Muchos padres están pasando más tiempo con sus hijos que el que han pasado nunca, y que el que nunca volverán a pasar.
Por Juan Francisco Dávila Blázquez. 24 abril, 2020.Si lee usted este artículo, quiero asumir que no enfrenta la quiebra de su negocio, o no prevé quedarse sin empleo cuando la cuarentena termine. Quiero asumir también que no ha perdido ningún ser querido por la pandemia. Quiero asumirlo.
No sé si, cuando termine la amenaza del virus, los ciudadanos querremos volver a vivir como en febrero de 2020. Me explico. Mucho se habla del descenso de la contaminación y del retorno de aves a las costas peruanas. Poco, o nada, se habla del silencio. Vivo en una zona tranquila, especialmente de noche, pero desde que empezó la cuarentena, el silencio de la calle es abrumador. Salvo por las sirenas del serenazgo a las ocho y las carreras de los niños de los vecinos de arriba, no se oye más que el viento y los cantos de los pájaros.
Pienso en la diferencia brutal para quienes viven en avenidas congestionadas, despiertos habitualmente desde temprano por los bocinazos y los motores de autobuses de cincuenta años de antigüedad. Ahora, dormimos hasta una hora prudente, sin que ningún ruido altere nuestras fases REM de sueño. Y no tenemos que cerrar la ventana para que el escape libre de alguna motocicleta no perfore nuestros tímpanos.
Pienso en el tráfico. En los días previos a la cuarentena, cuando ya la gente estaba asustada, resultaba mucho más fácil manejar por la ciudad, lo cual muestra que buena parte de la congestión vehicular de lunes a viernes no es por gente que va a trabajar, sino por movimientos evitables: una gestión en el banco que se podría hacer por Internet, una reunión sencilla que se podría sostener por videoconferencia, una compra que se podría evitar si se planificara mejor. El tráfico de una ciudad cosmopolita como Lima, de diez millones de habitantes y una sola línea de metro —la segunda aún sigue en construcción— es insufrible.

(Entradas de datos almacenadas)
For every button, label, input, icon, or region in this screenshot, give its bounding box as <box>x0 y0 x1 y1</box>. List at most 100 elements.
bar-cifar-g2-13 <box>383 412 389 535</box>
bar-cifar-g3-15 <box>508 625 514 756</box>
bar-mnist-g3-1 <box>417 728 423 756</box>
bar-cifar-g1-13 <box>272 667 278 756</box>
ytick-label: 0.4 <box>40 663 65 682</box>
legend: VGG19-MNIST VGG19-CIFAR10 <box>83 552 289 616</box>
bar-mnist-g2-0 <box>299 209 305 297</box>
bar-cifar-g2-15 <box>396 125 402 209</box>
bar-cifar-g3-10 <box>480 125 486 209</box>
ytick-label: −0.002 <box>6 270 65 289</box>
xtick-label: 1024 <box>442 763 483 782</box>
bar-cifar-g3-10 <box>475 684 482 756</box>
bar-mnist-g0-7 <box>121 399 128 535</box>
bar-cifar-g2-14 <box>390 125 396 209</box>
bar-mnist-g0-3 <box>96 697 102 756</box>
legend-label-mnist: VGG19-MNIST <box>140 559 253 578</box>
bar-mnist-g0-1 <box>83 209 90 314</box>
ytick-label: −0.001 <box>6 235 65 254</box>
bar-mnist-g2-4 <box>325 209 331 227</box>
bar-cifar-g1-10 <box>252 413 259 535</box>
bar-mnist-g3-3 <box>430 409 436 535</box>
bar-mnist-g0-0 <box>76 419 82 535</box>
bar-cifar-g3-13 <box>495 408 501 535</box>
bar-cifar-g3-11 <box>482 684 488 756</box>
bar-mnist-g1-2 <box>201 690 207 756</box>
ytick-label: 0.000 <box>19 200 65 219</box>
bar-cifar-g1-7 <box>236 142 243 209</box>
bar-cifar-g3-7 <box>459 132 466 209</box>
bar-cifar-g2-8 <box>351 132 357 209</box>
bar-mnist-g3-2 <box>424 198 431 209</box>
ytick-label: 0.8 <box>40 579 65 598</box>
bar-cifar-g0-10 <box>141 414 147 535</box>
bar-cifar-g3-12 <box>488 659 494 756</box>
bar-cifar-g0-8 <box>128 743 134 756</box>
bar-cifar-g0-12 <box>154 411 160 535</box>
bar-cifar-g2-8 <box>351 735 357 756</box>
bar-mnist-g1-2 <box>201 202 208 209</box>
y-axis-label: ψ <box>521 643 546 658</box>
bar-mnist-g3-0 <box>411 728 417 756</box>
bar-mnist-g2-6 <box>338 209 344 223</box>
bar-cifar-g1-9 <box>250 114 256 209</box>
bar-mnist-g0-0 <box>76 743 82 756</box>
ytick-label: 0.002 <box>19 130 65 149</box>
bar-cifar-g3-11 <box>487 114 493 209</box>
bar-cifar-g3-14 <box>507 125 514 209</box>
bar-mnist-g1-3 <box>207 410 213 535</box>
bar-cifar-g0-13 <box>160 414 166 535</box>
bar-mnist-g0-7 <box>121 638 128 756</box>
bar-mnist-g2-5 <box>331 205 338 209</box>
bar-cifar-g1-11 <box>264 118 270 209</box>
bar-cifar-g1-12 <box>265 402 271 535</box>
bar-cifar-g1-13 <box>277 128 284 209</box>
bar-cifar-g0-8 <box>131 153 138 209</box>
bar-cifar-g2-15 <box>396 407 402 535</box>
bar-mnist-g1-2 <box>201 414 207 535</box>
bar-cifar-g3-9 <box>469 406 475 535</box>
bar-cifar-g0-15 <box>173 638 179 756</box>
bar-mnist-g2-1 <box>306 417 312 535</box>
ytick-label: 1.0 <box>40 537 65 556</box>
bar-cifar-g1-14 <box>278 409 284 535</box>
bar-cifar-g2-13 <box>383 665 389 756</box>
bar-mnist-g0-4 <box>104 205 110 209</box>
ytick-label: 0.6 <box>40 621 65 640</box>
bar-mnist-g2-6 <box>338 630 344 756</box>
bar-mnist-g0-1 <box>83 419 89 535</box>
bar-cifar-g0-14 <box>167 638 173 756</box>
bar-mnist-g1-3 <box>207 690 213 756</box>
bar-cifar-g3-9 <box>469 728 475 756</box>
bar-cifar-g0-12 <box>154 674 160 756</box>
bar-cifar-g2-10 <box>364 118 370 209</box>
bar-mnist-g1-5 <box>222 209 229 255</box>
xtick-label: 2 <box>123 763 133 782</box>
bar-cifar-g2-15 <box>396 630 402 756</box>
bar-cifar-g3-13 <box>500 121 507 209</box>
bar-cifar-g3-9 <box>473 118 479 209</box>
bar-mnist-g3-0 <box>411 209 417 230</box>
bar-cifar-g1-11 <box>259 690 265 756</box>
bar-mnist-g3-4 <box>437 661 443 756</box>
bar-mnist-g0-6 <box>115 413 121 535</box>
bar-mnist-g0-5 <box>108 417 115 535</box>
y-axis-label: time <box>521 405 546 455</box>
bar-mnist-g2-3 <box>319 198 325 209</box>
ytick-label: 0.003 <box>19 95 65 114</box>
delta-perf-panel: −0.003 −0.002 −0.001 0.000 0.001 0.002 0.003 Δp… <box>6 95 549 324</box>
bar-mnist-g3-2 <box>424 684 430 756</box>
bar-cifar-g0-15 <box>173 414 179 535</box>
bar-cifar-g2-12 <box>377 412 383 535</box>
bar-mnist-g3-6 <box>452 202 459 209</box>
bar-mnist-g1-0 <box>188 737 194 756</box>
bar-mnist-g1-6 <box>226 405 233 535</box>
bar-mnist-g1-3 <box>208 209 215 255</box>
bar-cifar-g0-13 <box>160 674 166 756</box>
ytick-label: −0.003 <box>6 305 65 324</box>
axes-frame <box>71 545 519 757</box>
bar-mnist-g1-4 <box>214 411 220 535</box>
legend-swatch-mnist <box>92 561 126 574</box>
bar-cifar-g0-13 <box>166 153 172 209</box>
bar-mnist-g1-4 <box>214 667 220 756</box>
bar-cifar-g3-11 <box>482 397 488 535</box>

— Ejercicio 1 —
¿Puedes reescribir como lista el párrafo del artículo sobre la cuarentena que empieza «Pienso en el tráfico», conservando sus datos principales?
— Ejercicio 2 —
Prosigue el artículo sobre la cuarentena a partir de su última oración.

— Respuesta 1 —
- En los días previos a la cuarentena, con la gente ya asustada, era mucho más fácil manejar por la ciudad.
- Eso muestra que buena parte de la congestión de lunes a viernes no se debe a quienes van a trabajar, sino a movimientos evitables.
- Ejemplos de esos movimientos: una gestión en el banco que podría hacerse por Internet, una reunión sencilla que podría sostenerse por videoconferencia y una compra evitable con mejor planificación.
- El tráfico de Lima es insufrible. Es una ciudad de diez millones de habitantes con una sola línea de metro, y la segunda aún sigue en construcción.

— Respuesta 2 —
Los niños. Muchos padres están pasando más tiempo con sus hijos que el que han pasado nunca, y que el que nunca volverán a pasar. Si no son de esos ciegos que no quieren ver, ya habrán descubierto en ellos comportamientos que desconocían y caracteres que ignoraban. Ya sabrán qué estudian en el colegio y cómo se llaman sus compañeros de clase. No tengo claro si, después de esta convivencia, los padres se conformarán con hablar a sus hijos una hora antes de dormir.
Algún día los medicamentos evitarán que el Covid-19 sea mortal, y las muestras de detección serán tan accesibles como los test de embarazo. Si ese día todo vuelve a ser como en febrero del 2020, habremos tirado por la ventana una oportunidad de oro.
(Este es un artículo de opinión. Las ideas y opiniones expresadas en él son de responsabilidad del autor).